-- DATA TO PROCESS start --

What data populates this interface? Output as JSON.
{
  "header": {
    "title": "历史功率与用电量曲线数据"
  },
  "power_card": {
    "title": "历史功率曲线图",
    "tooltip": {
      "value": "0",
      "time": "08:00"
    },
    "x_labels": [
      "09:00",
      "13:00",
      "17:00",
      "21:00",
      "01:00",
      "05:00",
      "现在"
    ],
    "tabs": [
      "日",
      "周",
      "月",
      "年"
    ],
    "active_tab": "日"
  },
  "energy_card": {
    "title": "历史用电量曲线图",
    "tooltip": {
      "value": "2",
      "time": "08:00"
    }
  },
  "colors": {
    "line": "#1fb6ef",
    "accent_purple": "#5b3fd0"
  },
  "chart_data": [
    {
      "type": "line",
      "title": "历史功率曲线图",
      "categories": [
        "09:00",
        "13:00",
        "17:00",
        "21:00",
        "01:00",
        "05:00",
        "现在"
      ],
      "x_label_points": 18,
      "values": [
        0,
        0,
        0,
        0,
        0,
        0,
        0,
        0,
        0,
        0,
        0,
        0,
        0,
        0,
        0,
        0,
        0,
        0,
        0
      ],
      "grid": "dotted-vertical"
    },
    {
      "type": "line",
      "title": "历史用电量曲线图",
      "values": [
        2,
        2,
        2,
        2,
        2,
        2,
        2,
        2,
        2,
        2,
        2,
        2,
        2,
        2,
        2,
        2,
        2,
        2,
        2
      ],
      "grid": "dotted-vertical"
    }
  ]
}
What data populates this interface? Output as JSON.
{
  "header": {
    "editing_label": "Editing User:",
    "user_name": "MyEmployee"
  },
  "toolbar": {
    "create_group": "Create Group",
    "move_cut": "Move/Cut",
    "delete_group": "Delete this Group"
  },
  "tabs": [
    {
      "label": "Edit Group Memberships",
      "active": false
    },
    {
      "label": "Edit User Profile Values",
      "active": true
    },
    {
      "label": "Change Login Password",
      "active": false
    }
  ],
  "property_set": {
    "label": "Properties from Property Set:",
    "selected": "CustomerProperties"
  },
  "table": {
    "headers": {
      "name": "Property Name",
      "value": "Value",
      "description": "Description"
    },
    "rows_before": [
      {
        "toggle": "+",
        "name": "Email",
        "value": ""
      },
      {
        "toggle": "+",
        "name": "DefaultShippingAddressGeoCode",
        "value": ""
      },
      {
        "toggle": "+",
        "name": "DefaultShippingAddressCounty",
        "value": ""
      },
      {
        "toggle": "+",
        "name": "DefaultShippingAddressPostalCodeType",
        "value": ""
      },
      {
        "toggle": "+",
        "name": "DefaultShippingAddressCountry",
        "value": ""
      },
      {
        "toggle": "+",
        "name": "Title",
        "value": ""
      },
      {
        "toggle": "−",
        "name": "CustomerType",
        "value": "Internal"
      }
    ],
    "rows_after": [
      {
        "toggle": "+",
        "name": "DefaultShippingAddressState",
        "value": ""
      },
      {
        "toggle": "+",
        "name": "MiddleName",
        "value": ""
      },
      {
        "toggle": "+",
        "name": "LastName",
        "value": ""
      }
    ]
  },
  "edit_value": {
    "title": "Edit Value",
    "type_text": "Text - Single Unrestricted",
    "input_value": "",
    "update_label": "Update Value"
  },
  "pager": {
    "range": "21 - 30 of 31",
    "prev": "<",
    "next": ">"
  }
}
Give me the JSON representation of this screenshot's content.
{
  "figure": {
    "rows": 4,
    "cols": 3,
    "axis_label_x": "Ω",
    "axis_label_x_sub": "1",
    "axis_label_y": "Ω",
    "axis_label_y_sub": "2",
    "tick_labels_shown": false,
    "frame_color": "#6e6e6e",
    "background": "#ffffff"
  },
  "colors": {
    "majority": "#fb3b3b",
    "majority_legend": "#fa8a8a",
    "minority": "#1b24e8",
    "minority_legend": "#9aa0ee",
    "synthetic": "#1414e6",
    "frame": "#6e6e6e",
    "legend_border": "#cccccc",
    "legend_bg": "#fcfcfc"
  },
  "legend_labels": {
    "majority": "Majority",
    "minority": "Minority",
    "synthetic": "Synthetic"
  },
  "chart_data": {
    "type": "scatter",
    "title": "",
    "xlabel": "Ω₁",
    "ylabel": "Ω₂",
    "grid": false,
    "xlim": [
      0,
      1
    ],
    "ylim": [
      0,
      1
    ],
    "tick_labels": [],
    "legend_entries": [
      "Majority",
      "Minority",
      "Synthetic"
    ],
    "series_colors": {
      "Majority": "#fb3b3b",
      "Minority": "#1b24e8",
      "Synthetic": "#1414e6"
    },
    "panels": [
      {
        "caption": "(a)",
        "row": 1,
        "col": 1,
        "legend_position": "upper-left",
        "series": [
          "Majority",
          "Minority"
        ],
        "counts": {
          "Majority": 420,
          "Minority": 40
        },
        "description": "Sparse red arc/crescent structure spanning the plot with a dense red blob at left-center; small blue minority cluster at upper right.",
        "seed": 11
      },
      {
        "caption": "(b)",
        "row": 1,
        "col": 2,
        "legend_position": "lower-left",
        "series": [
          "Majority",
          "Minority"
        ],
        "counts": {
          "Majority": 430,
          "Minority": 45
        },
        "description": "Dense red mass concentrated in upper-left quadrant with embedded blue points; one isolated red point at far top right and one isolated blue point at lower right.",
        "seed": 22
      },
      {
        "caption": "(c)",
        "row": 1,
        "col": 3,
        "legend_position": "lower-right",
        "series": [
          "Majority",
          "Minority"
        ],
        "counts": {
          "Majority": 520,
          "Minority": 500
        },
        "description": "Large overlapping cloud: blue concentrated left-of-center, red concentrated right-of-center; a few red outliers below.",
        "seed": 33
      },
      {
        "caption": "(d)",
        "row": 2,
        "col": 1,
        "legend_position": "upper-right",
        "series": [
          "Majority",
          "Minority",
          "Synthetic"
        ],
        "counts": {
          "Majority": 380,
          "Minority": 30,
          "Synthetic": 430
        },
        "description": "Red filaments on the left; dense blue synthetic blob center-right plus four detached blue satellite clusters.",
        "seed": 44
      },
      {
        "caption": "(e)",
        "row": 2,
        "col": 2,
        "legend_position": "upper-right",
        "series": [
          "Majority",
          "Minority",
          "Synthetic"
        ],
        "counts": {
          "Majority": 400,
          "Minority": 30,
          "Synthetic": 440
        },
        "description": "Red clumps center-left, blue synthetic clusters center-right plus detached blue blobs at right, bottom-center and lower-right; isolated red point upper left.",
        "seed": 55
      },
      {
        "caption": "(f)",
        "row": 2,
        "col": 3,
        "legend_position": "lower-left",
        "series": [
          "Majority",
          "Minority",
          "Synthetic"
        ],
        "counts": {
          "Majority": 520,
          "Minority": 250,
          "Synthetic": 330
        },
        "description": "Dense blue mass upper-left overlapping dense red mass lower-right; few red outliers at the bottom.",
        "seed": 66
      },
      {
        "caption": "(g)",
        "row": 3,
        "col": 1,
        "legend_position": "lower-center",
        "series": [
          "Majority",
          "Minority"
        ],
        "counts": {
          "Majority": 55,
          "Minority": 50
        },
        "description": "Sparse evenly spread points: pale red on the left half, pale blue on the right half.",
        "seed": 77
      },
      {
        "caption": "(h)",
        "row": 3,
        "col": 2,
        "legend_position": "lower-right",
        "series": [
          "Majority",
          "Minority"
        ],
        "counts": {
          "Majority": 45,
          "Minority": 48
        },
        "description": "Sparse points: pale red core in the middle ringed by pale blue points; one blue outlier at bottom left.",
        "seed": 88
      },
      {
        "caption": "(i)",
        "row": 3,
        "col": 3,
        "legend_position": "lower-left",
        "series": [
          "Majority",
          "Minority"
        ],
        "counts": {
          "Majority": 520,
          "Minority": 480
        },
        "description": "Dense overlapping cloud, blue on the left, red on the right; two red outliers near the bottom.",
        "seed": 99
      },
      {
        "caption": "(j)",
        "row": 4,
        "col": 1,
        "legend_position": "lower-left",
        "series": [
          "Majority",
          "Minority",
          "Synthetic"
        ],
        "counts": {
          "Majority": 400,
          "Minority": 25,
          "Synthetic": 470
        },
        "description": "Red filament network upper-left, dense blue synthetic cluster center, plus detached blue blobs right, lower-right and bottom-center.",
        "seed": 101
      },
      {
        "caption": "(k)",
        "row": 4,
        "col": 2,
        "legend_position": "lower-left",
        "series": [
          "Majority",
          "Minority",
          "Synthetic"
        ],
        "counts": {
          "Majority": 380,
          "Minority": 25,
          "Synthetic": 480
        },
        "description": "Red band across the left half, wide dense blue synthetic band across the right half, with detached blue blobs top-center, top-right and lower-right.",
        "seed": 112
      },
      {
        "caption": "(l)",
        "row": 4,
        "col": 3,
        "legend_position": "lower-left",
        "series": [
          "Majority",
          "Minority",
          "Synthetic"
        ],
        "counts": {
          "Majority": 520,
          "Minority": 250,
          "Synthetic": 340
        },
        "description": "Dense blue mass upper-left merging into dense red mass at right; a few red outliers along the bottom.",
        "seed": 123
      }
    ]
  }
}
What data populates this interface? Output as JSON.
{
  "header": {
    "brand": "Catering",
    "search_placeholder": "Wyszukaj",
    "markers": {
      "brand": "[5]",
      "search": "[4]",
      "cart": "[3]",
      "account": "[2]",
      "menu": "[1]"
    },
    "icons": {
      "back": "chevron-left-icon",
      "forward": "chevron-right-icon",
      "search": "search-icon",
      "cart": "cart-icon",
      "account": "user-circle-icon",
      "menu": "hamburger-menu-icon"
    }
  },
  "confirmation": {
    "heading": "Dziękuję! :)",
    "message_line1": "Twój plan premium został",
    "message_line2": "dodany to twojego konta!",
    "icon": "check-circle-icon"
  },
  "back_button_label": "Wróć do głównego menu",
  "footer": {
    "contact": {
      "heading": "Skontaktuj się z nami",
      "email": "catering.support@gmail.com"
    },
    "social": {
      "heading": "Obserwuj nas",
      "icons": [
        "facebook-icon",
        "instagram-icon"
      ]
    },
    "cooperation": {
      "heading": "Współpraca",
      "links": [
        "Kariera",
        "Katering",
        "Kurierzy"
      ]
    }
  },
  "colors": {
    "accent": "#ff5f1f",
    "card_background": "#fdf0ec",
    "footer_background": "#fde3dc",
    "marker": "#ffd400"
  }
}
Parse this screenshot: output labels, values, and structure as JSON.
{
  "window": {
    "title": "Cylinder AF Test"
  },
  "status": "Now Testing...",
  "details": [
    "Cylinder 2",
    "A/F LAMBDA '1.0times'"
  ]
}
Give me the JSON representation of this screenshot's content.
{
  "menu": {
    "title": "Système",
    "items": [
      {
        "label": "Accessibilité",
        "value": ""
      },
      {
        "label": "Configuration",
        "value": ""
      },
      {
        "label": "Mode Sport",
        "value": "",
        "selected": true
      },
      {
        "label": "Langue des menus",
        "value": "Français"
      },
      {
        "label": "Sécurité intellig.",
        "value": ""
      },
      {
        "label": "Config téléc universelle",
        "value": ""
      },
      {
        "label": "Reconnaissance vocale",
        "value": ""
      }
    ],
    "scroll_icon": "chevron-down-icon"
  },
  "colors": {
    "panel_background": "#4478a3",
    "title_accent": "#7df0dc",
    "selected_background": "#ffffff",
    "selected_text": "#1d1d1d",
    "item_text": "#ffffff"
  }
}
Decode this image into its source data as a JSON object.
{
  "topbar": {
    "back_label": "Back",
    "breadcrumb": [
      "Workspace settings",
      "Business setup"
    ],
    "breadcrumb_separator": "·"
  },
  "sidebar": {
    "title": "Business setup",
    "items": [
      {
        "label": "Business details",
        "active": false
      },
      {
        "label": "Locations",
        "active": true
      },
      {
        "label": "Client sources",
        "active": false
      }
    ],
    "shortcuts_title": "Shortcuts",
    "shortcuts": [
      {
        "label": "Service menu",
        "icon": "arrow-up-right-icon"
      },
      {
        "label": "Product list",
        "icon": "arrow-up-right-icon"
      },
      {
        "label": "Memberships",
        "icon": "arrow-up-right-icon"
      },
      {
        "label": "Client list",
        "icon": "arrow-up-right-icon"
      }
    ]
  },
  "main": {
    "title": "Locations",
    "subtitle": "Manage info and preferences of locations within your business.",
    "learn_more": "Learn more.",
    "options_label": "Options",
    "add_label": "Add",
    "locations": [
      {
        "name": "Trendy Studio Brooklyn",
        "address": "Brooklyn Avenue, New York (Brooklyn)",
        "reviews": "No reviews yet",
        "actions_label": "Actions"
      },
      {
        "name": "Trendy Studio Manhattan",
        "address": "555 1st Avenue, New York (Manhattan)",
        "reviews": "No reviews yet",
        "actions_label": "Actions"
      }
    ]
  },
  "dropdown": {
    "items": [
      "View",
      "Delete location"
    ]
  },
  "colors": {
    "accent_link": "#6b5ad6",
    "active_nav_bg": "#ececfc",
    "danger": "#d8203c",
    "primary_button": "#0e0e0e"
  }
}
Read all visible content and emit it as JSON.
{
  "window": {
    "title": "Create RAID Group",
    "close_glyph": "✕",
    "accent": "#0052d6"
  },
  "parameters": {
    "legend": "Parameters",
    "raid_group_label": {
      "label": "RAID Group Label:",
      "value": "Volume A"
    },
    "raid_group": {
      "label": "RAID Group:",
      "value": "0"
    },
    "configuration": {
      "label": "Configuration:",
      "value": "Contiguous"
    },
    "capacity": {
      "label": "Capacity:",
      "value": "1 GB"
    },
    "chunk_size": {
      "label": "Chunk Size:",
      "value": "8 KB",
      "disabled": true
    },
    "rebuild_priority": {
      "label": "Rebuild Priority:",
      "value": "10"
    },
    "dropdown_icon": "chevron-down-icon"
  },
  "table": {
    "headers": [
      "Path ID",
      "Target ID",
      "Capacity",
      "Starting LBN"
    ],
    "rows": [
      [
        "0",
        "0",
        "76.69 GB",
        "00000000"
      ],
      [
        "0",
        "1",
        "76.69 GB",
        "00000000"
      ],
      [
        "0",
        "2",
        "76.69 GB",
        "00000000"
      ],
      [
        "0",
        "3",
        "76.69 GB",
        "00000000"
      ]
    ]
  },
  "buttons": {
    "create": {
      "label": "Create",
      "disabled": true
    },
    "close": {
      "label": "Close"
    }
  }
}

-- DATA TO PROCESS end --

OBJECTIVE ▸ Take every line from the data above that holds "blobs" and copy it out.

FINISHED EXERCISE ▸
        "description": "Red clumps center-left, blue synthetic clusters center-right plus detached blue blobs at right, bottom-center and lower-right; isolated red point upper left.",
        "description": "Red filament network upper-left, dense blue synthetic cluster center, plus detached blue blobs right, lower-right and bottom-center.",
        "description": "Red band across the left half, wide dense blue synthetic band across the right half, with detached blue blobs top-center, top-right and lower-right.",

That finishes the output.